=== Fragment strony ===

Oprócz Marguerite aktywom PKP Energetyki chcą się przyjrzeć podobno także inne fundusze, np. Macquarie, Infracapital, Eiser Infrastructure, InfraRed Capital Partners czy APG.

Z informacji krążących po rynku wynika, że ci sami zainteresowani ustawiali się także w kolejce do rozmów w sprawie zakupu aktywów wiatrowych Tauronu. Katowicki koncern, chcąc odciążyć swój bilans, wystawił na sprzedaż pakiet większościowych udziałów swojej celowej spółki Marselwind. Na rynku mówi się o kwotach od 800 mln zł do 1 mld zł, które energetyczny koncern chce pozyskać ze sprzedaży 200 MW farm. Oferty miały być składane do końca 2014 r. Jak mówił w połowie listopada w wywiadzie dla „Parkietu" prezes Tauronu Dariusz Lubera, transakcja powinna się zamknąć w ciągu najbliższych dwóch miesięcy. Czas nagli, bo Tauron chce jeszcze w tym roku rozbudować moce wiatrowe, które skorzystają z dotychczasowego systemu wsparcia opierającego się na zielonych certyfikatach. Jak wynika z projektu ustawy o OZE, dostaną je tylko farmy, które uruchomią produkcję zielonych megawatogodzin do końca tego roku. – Na rynku wiatrowych aktywów zrobił się spory ruch zarówno po stronie kupujących, jak i sprzedających. Ze względu na niepewność inwestycyjną wielu małych i większych inwestorów wycofuje się z tego biznesu – twierdzi Wajer z EY.

=== Dostarczone wiersze ===

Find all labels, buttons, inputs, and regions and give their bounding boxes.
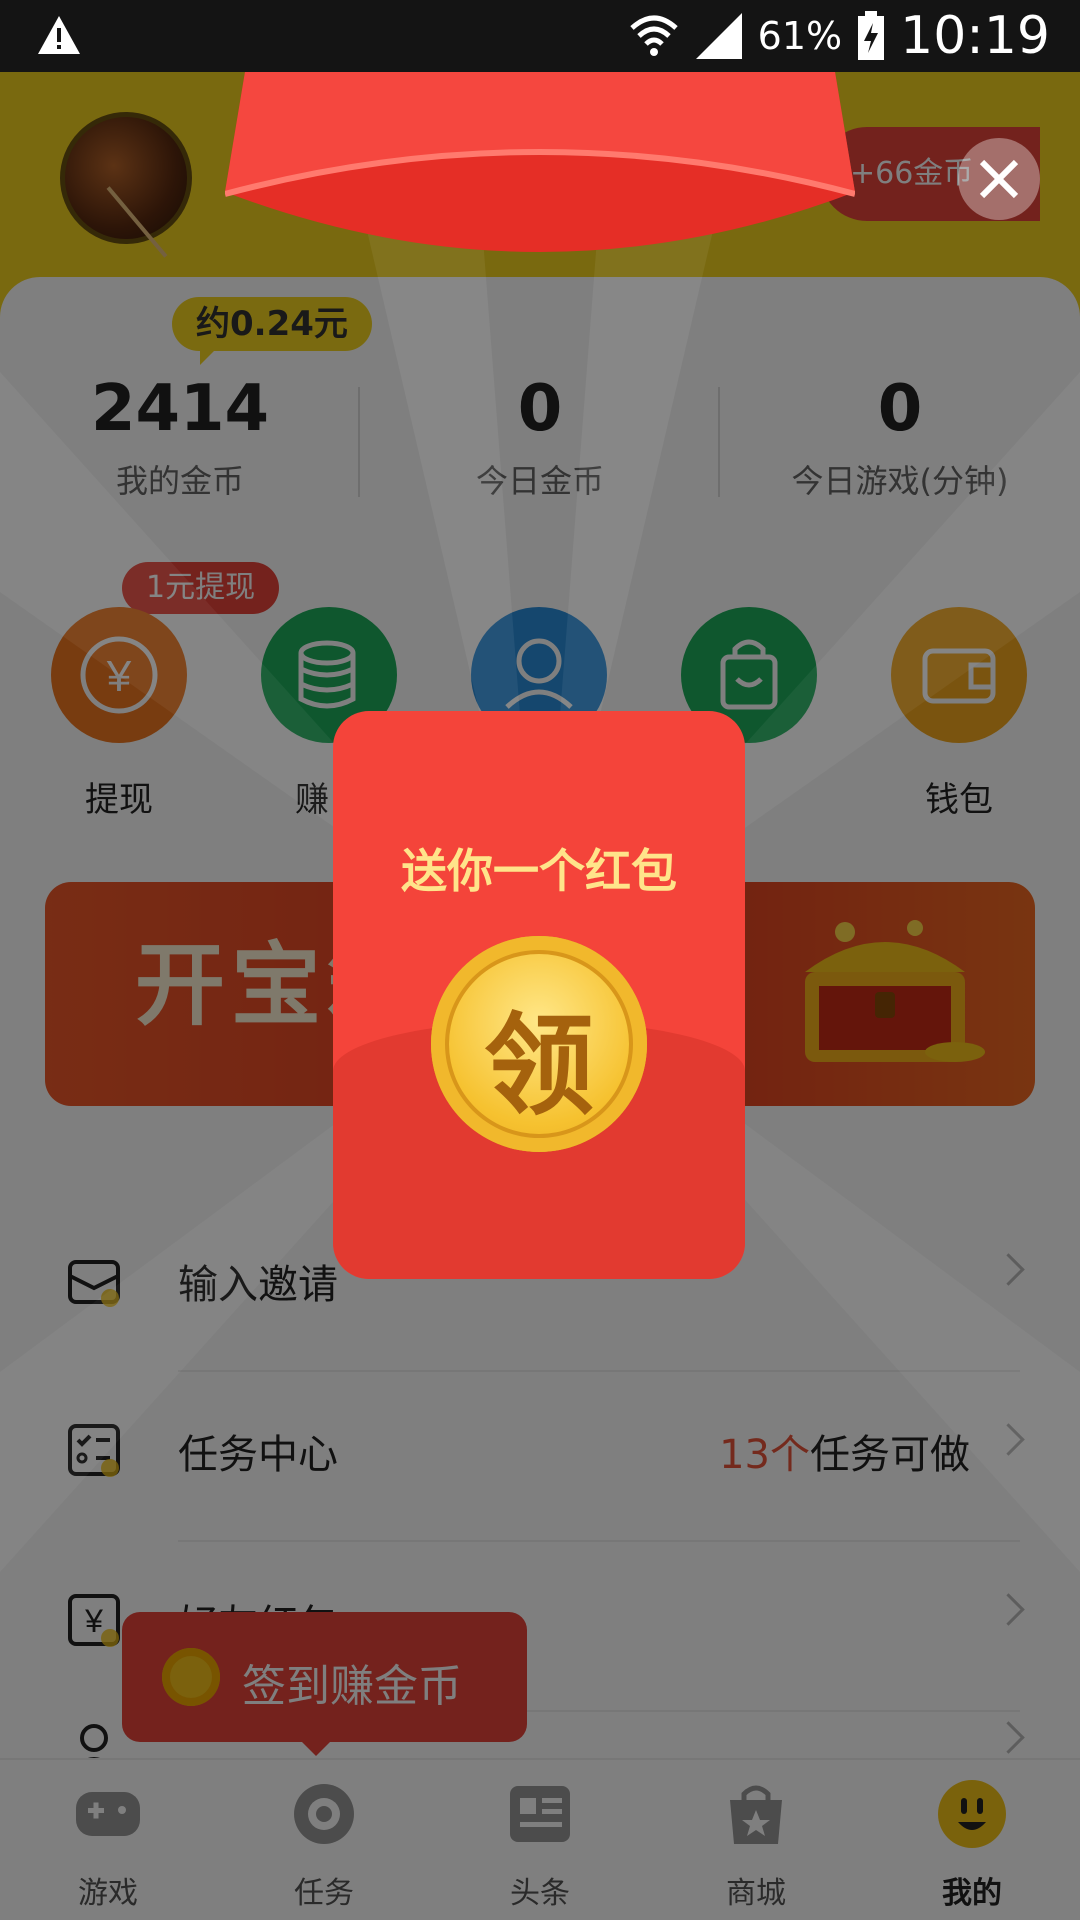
warning-icon [38, 16, 80, 54]
signal-icon [695, 13, 742, 59]
claim-button[interactable]: 领 [431, 936, 647, 1152]
close-button[interactable] [958, 138, 1040, 220]
battery-icon [858, 11, 885, 60]
close-icon [979, 159, 1019, 199]
battery-percent: 61% [757, 14, 843, 58]
red-envelope-modal: 送你一个红包 领 [333, 711, 745, 1279]
wifi-icon [629, 15, 678, 56]
claim-label: 领 [484, 1002, 594, 1130]
envelope-title: 送你一个红包 [401, 844, 677, 898]
envelope-flap [225, 72, 855, 252]
status-bar: 61% 10:19 [0, 0, 1080, 72]
clock: 10:19 [900, 6, 1050, 66]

===

[Treść zadania]:
Kontynuuj fragment o sprzedaży aktywów energetycznych i wiatrowych od miejsca, w którym się urywa. Wiersze nie mają żadnego znaczenia dla wykonania zadania.

[Rozwiązanie zadania]:
Na razie nie wiadomo, jaką decyzję w obliczu nowych regulacji podejmie CEZ, który posiada u nas projekty o łącznej mocy 700 MW. Z wypowiedzi przedstawicieli spółki wynika, że możliwa jest zarówno ich sprzedaż, jak i zaproszenie do joint venture partnera. Jak wskazują eksperci, ceny farm wahają się dziś między 6 a 6,5 mln zł za 1 MW już działającej turbiny. Projekty są tańsze – kosztują 0,6–0,7 mln zł za 1 MW.

Konsolidacja obrotu

Postępować może także konsolidacja rynku obrotu energią, na którym w ubiegłym roku zaczęło działać wielu niezależnych sprzedawców. Dziś z uwagi na niższą rentowność mogą oni chcieć sprzedać swój biznes. Wśród tych mniejszych wystawionych na sprzedaż aktywów Wayer z EY wymienia m.in. Energię dla Firm, ale – jak zaznacza – duzi inwestorzy szukają większych.

W końcówce ubiegłego roku właściciela zmieniła spółka AMB Energia, która trafiła do grupy Duon. – Cały czas szukamy ciekawych aktywów. Ale w pierwszej połowie 2015 r. skupimy się na uporządkowaniu struktury po niedawnej transakcji – mówi nam Mariusz Caliński, prezes Duonu. Nie wyklucza kolejnych zakupów w drugiej połowie lub końcówce roku. Teraz na celownik wziął aktywa stanowiące wydłużenia łańcucha wartości, np. w obszarze dystrybucji gazu oraz wytwarzania, m.in. małe prywatne elektrociepłownie. – To będą jednak transakcje rzędu raczej kilkudziesięciu niż kilkuset milionów złotych – zastrzega Caliński.

[email protected]

Opinie

Jacek Chwedoruk, prezes polskiego biura Rothschild

Większość dużych firm energetycznych w naszym kraju znajduje się pod kontrolą Skarbu Państwa. Dlatego nie spodziewam się, by w przyszłym roku, który jest rokiem wyborczym, doszło do jakichś znaczących przetasowań w tej grupie.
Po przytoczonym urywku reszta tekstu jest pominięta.